PROBLEM DESCRIPTION: Omit the pictures and output every entry below exactly as written.

Records from a data collection
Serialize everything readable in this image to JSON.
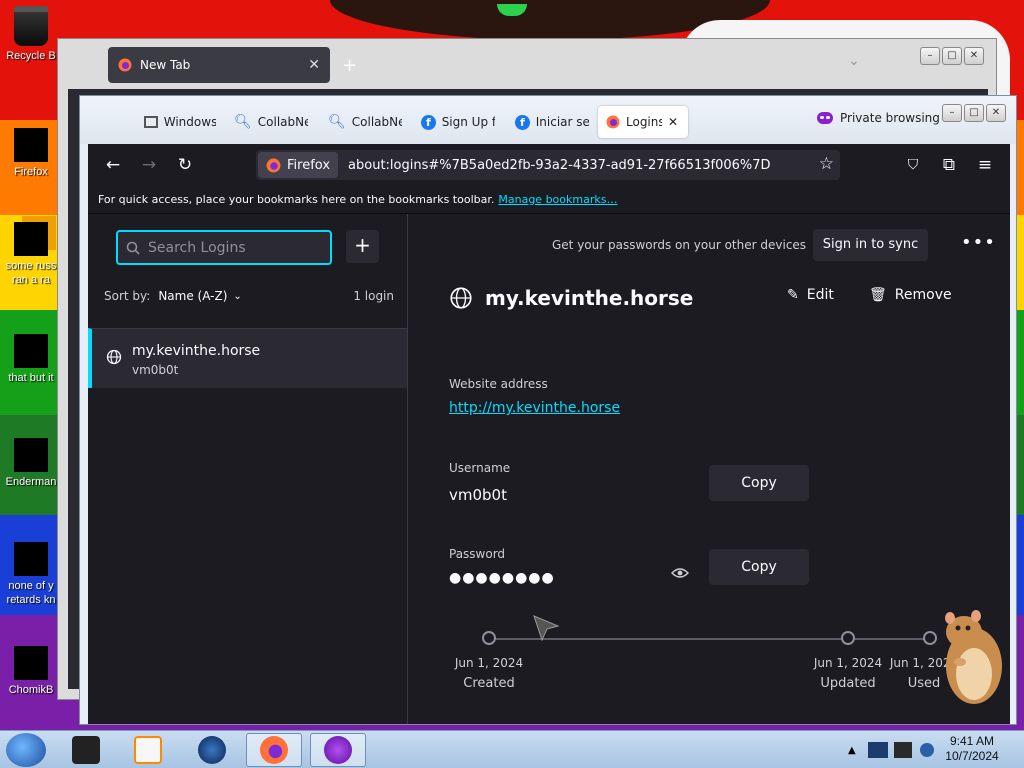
{
  "desktop": {
    "icons": [
      {
        "label": "Recycle B"
      },
      {
        "label": "Firefox"
      },
      {
        "label": "some russ"
      },
      {
        "label": "ran a ra"
      },
      {
        "label": "that but it"
      },
      {
        "label": "Enderman"
      },
      {
        "label": "none of y"
      },
      {
        "label": "retards kn"
      },
      {
        "label": "ChomikB"
      }
    ]
  },
  "back_window": {
    "tab_label": "New Tab",
    "new_tab_symbol": "+"
  },
  "window": {
    "tabs": [
      {
        "label": "Windows"
      },
      {
        "label": "CollabNe"
      },
      {
        "label": "CollabNe"
      },
      {
        "label": "Sign Up f"
      },
      {
        "label": "Iniciar se"
      },
      {
        "label": "Logins"
      }
    ],
    "private_label": "Private browsing"
  },
  "navbar": {
    "identity_label": "Firefox",
    "url": "about:logins#%7B5a0ed2fb-93a2-4337-ad91-27f66513f006%7D"
  },
  "bookmarks_bar": {
    "text": "For quick access, place your bookmarks here on the bookmarks toolbar.",
    "link": "Manage bookmarks…"
  },
  "sidebar": {
    "search_placeholder": "Search Logins",
    "add_symbol": "+",
    "sort_by": "Sort by:",
    "sort_value": "Name (A-Z)",
    "count": "1 login",
    "logins": [
      {
        "site": "my.kevinthe.horse",
        "username": "vm0b0t"
      }
    ]
  },
  "detail": {
    "sync_prompt": "Get your passwords on your other devices",
    "sync_button": "Sign in to sync",
    "more_symbol": "•••",
    "title": "my.kevinthe.horse",
    "edit_label": "Edit",
    "remove_label": "Remove",
    "website_label": "Website address",
    "website_value": "http://my.kevinthe.horse",
    "username_label": "Username",
    "username_value": "vm0b0t",
    "password_label": "Password",
    "password_value": "●●●●●●●●",
    "copy_label": "Copy",
    "timeline": [
      {
        "date": "Jun 1, 2024",
        "label": "Created"
      },
      {
        "date": "Jun 1, 2024",
        "label": "Updated"
      },
      {
        "date": "Jun 1, 2024",
        "label": "Used"
      }
    ]
  },
  "taskbar": {
    "time": "9:41 AM",
    "date": "10/7/2024"
  },
  "colors": {
    "accent": "#00ddff",
    "background": "#1c1b22",
    "panel": "#2b2a33"
  }
}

SOLVED PROBLEM:
Serialize everything readable in this image to JSON.
{
  "desktop": {
    "icons": [
      {
        "label": "Recycle B"
      },
      {
        "label": "Firefox"
      },
      {
        "label": "some russ"
      },
      {
        "label": "ran a ra"
      },
      {
        "label": "that but it"
      },
      {
        "label": "Enderman"
      },
      {
        "label": "none of y"
      },
      {
        "label": "retards kn"
      },
      {
        "label": "ChomikB"
      }
    ]
  },
  "back_window": {
    "tab_label": "New Tab",
    "new_tab_symbol": "+"
  },
  "window": {
    "tabs": [
      {
        "label": "Windows"
      },
      {
        "label": "CollabNe"
      },
      {
        "label": "CollabNe"
      },
      {
        "label": "Sign Up f"
      },
      {
        "label": "Iniciar se"
      },
      {
        "label": "Logins"
      }
    ],
    "private_label": "Private browsing"
  },
  "navbar": {
    "identity_label": "Firefox",
    "url": "about:logins#%7B5a0ed2fb-93a2-4337-ad91-27f66513f006%7D"
  },
  "bookmarks_bar": {
    "text": "For quick access, place your bookmarks here on the bookmarks toolbar.",
    "link": "Manage bookmarks…"
  },
  "sidebar": {
    "search_placeholder": "Search Logins",
    "add_symbol": "+",
    "sort_by": "Sort by:",
    "sort_value": "Name (A-Z)",
    "count": "1 login",
    "logins": [
      {
        "site": "my.kevinthe.horse",
        "username": "vm0b0t"
      }
    ]
  },
  "detail": {
    "sync_prompt": "Get your passwords on your other devices",
    "sync_button": "Sign in to sync",
    "more_symbol": "•••",
    "title": "my.kevinthe.horse",
    "edit_label": "Edit",
    "remove_label": "Remove",
    "website_label": "Website address",
    "website_value": "http://my.kevinthe.horse",
    "username_label": "Username",
    "username_value": "vm0b0t",
    "password_label": "Password",
    "password_value": "●●●●●●●●",
    "copy_label": "Copy",
    "timeline": [
      {
        "date": "Jun 1, 2024",
        "label": "Created"
      },
      {
        "date": "Jun 1, 2024",
        "label": "Updated"
      },
      {
        "date": "Jun 1, 2024",
        "label": "Used"
      }
    ]
  },
  "taskbar": {
    "time": "9:41 AM",
    "date": "10/7/2024"
  },
  "colors": {
    "accent": "#00ddff",
    "background": "#1c1b22",
    "panel": "#2b2a33"
  }
}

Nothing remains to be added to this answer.